REQUIRED WORK
Using the listing below, please gather every line containing the word "page".

[Saved entries]
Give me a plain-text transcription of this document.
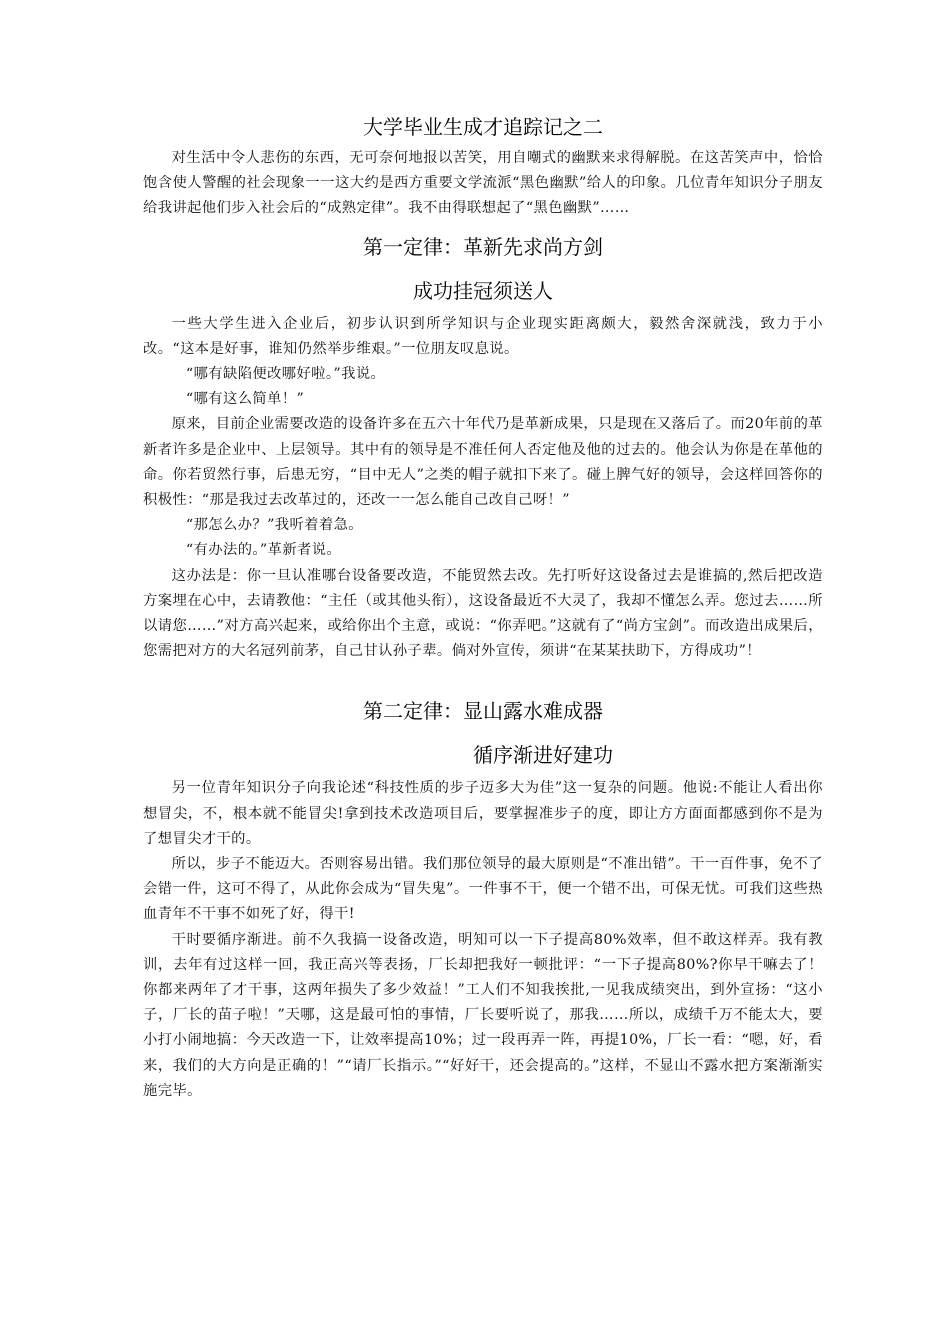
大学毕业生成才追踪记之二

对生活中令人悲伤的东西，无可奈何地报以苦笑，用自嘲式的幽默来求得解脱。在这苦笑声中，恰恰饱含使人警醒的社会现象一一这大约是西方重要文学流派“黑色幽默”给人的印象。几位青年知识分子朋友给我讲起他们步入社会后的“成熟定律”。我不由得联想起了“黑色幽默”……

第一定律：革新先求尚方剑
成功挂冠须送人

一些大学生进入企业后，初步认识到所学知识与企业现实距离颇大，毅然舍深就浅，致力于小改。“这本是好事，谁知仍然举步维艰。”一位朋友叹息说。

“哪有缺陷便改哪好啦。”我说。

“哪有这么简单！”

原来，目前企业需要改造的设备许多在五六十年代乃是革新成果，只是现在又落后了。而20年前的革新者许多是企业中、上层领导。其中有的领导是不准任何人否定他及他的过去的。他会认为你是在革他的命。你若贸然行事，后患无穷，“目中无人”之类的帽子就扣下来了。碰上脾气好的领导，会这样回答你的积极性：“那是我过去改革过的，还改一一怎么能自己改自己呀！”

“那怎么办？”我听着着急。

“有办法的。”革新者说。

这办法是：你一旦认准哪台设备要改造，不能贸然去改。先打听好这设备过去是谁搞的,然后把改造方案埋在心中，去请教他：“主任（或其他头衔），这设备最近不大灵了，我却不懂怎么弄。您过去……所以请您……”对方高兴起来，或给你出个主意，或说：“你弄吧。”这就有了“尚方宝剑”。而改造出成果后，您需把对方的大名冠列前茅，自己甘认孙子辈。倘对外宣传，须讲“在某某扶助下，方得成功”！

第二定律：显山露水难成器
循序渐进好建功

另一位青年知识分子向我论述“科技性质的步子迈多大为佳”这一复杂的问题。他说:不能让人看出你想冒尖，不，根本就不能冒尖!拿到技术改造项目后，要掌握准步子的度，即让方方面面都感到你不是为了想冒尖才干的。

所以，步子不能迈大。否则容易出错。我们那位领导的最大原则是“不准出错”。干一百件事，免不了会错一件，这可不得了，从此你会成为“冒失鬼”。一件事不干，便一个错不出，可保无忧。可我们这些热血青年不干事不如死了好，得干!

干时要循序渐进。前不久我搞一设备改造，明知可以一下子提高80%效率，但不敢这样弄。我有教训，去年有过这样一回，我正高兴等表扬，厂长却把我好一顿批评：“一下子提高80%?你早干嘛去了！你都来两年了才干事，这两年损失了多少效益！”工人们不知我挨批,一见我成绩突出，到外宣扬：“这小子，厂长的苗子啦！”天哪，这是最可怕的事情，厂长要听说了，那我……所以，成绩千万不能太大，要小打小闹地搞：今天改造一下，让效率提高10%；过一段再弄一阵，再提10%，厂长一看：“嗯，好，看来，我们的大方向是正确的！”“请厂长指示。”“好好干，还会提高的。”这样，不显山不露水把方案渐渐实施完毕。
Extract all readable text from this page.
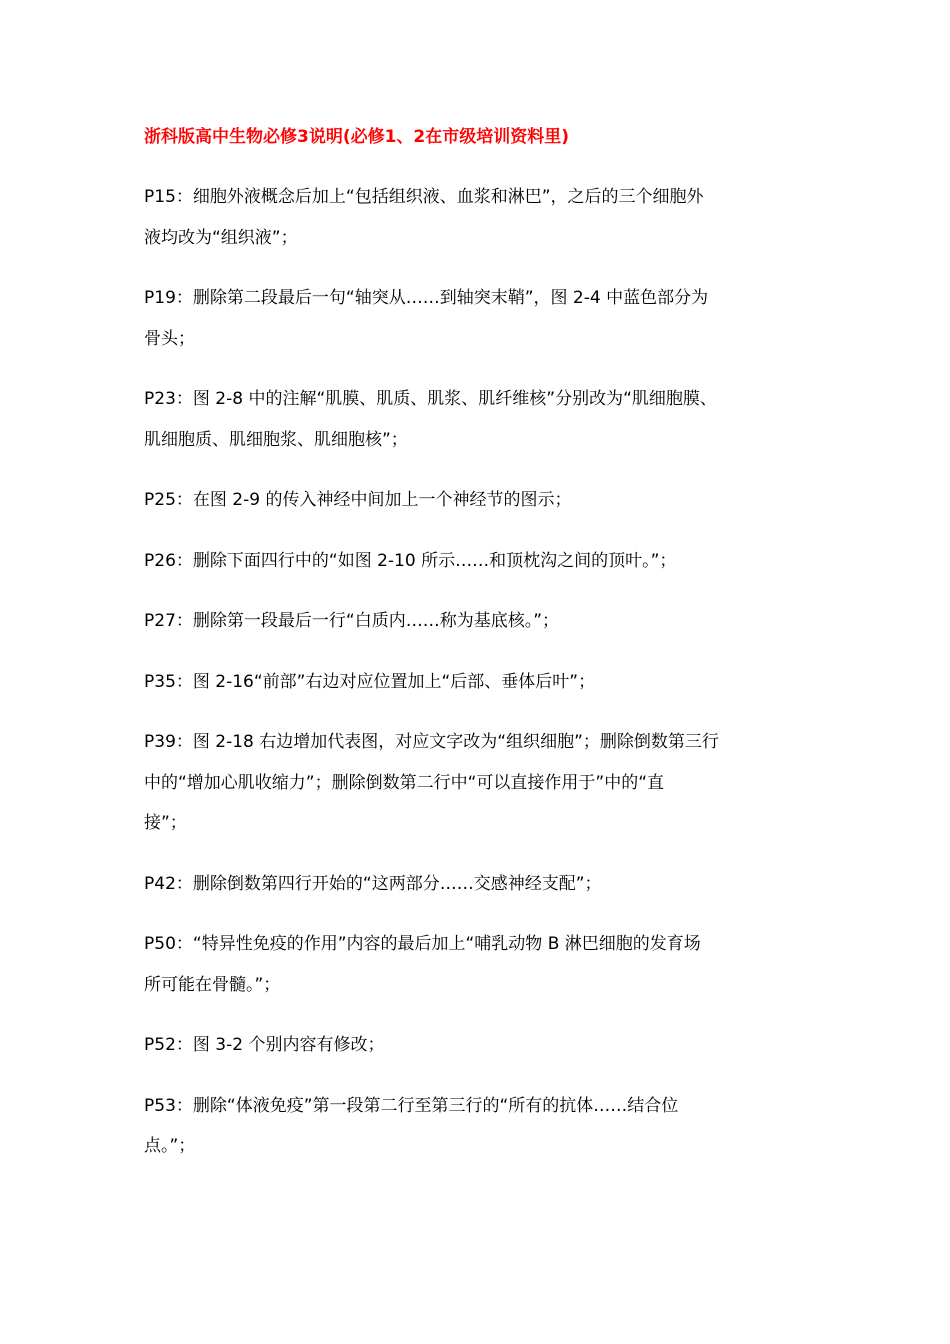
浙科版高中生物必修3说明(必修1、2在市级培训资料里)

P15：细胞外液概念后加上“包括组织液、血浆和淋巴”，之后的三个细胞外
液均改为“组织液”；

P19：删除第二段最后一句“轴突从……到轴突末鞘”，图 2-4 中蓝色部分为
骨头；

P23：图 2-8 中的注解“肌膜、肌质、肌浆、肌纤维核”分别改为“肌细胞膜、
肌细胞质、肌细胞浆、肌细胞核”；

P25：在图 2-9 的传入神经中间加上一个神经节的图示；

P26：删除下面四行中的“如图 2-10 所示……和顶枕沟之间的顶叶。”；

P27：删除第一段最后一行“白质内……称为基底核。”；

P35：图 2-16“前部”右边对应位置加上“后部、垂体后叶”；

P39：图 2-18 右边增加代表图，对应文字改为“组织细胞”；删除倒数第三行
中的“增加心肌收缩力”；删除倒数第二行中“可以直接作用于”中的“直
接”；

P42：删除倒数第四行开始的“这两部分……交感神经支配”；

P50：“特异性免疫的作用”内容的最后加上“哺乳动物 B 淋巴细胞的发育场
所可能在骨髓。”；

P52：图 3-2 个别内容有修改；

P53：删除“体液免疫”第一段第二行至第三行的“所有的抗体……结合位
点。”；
* * *
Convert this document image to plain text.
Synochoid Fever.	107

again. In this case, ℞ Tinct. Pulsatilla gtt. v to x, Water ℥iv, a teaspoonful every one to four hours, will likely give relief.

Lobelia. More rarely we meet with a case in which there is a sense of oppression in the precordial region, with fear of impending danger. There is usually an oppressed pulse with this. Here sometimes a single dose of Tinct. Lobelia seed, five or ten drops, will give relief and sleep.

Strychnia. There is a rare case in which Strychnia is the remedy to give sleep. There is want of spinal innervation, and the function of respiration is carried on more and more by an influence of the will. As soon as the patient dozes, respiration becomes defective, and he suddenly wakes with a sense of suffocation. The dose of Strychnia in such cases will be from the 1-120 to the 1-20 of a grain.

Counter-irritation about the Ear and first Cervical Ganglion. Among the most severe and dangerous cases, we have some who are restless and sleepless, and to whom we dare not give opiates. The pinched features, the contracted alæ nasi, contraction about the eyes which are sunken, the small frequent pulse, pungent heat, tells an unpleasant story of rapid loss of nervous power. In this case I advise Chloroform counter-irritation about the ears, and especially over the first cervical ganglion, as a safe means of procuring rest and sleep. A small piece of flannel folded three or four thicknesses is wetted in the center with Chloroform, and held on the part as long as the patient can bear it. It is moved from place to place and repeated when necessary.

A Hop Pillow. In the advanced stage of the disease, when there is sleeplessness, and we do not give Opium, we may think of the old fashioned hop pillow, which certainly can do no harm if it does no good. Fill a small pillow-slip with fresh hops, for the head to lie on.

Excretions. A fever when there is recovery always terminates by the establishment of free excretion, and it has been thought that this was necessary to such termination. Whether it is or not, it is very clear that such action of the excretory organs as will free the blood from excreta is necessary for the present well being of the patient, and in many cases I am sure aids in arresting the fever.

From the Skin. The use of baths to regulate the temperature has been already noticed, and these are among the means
---
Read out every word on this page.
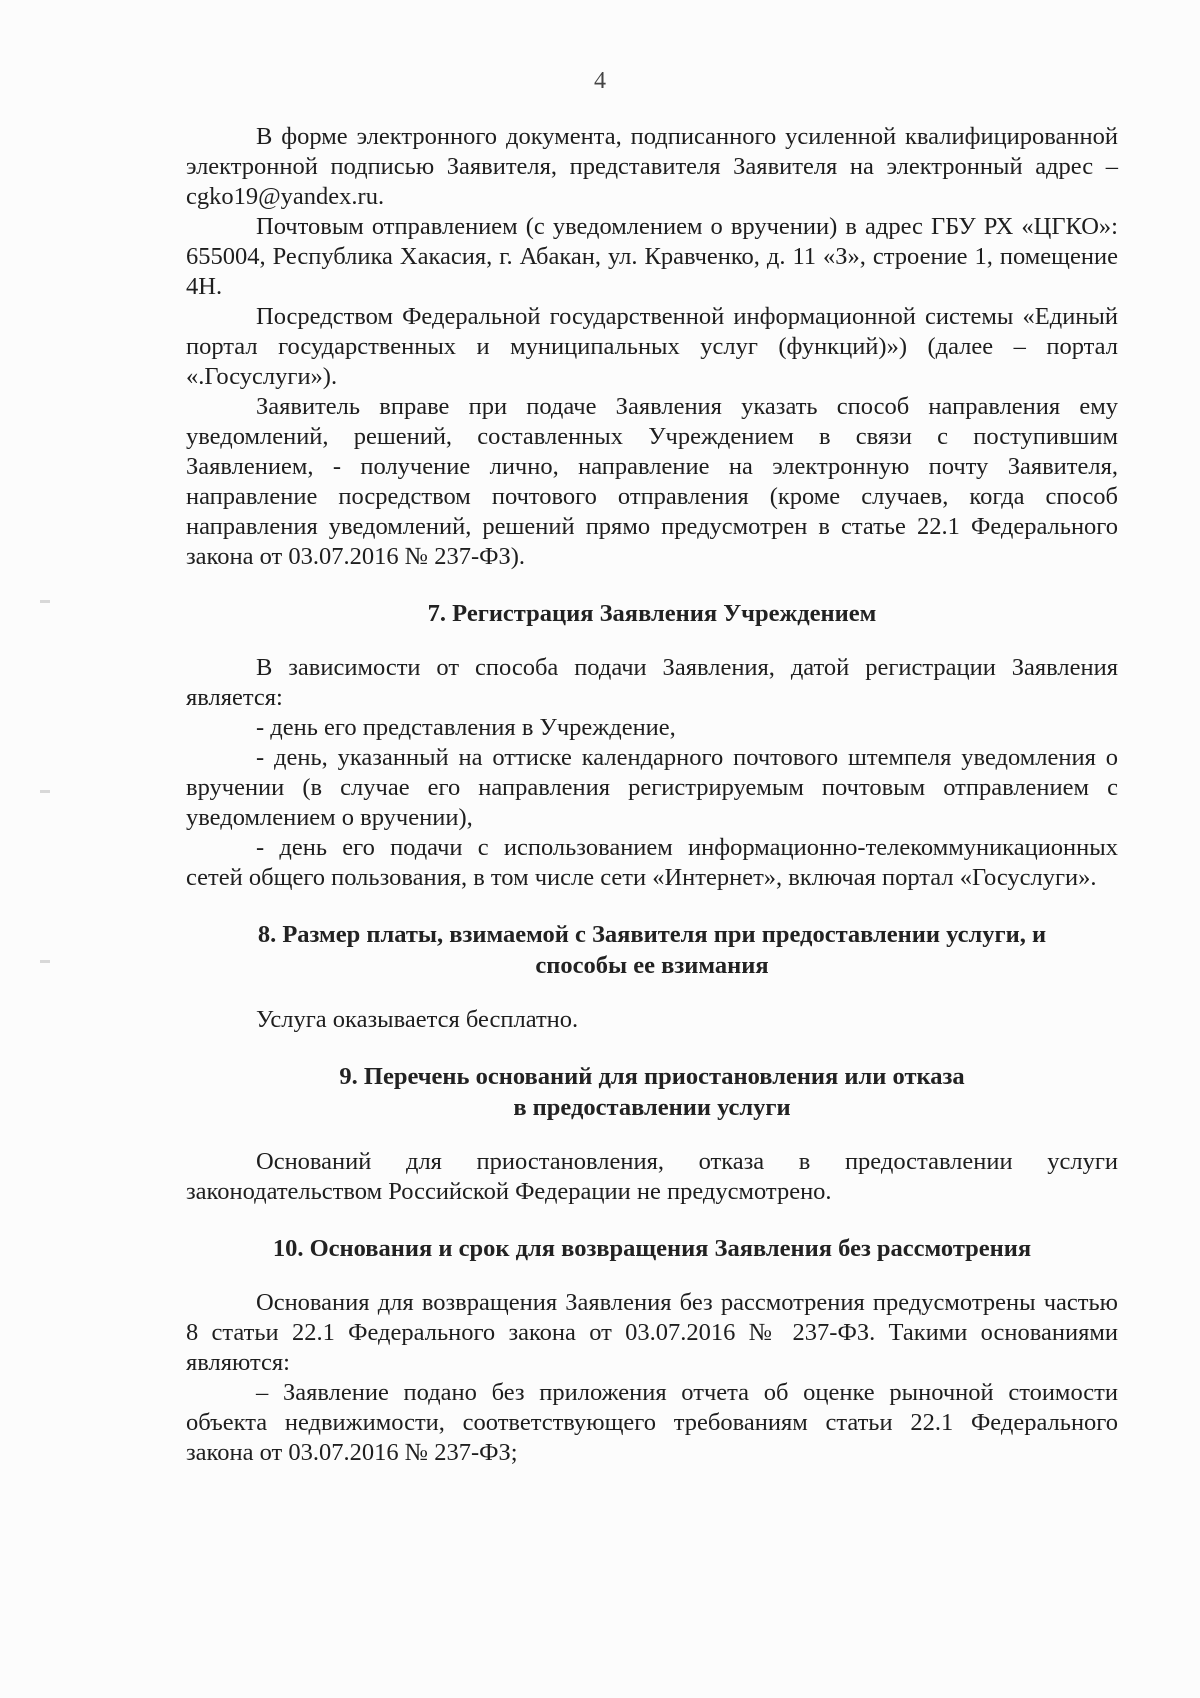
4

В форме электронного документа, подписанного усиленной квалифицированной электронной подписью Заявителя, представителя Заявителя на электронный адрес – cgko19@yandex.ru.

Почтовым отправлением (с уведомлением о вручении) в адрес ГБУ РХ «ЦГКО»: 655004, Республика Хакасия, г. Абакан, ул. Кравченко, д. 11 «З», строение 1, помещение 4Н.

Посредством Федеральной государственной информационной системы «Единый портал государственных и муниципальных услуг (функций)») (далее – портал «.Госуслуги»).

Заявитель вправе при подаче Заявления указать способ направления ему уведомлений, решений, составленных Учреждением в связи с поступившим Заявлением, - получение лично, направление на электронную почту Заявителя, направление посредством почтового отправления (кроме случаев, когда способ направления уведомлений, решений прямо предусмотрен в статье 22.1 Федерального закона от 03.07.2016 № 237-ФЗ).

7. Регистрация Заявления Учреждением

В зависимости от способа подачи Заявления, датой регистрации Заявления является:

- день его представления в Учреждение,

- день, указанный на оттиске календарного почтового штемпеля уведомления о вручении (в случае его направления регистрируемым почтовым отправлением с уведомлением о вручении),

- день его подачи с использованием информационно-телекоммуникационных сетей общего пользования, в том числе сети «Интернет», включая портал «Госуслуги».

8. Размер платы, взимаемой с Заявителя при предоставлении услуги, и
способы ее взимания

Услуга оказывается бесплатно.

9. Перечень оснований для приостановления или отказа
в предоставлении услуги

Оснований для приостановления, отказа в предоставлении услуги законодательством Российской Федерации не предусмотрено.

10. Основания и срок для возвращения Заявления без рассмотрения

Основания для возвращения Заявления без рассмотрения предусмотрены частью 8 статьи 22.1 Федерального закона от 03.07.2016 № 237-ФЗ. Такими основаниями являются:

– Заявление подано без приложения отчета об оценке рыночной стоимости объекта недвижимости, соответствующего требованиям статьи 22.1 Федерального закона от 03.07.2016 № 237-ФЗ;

TASK OUTPUT
Extract all readable text from this page.
Read out every word on this page.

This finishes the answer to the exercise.